Stored entries
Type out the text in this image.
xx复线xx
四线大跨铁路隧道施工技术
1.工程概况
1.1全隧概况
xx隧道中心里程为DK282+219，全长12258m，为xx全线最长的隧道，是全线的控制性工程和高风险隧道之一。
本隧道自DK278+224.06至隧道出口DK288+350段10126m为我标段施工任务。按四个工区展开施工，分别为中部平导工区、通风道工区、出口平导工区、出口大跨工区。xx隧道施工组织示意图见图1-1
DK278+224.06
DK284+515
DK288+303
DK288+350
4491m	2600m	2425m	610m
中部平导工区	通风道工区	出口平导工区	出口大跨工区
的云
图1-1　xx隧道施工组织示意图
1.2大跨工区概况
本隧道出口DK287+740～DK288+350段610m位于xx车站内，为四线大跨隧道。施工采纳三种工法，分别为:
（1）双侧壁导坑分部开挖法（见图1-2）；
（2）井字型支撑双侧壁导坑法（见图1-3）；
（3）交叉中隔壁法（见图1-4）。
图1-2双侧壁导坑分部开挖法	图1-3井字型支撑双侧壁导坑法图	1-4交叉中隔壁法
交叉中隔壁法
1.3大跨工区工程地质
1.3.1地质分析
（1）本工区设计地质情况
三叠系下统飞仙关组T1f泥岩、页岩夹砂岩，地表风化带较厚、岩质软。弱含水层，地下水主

- What to work on -
Write out every entry verbatim.

- Full response -
Type out the text in this image.
xx复线xx
四线大跨铁路隧道施工技术
1.工程概况
1.1全隧概况
xx隧道中心里程为DK282+219，全长12258m，为xx全线最长的隧道，是全线的控制性工程和高风险隧道之一。
本隧道自DK278+224.06至隧道出口DK288+350段10126m为我标段施工任务。按四个工区展开施工，分别为中部平导工区、通风道工区、出口平导工区、出口大跨工区。xx隧道施工组织示意图见图1-1
DK278+224.06
DK284+515
DK288+303
DK288+350
4491m	2600m	2425m	610m
中部平导工区	通风道工区	出口平导工区	出口大跨工区
的云
图1-1　xx隧道施工组织示意图
1.2大跨工区概况
本隧道出口DK287+740～DK288+350段610m位于xx车站内，为四线大跨隧道。施工采纳三种工法，分别为:
（1）双侧壁导坑分部开挖法（见图1-2）；
（2）井字型支撑双侧壁导坑法（见图1-3）；
（3）交叉中隔壁法（见图1-4）。
图1-2双侧壁导坑分部开挖法	图1-3井字型支撑双侧壁导坑法图	1-4交叉中隔壁法
交叉中隔壁法
1.3大跨工区工程地质
1.3.1地质分析
（1）本工区设计地质情况
三叠系下统飞仙关组T1f泥岩、页岩夹砂岩，地表风化带较厚、岩质软。弱含水层，地下水主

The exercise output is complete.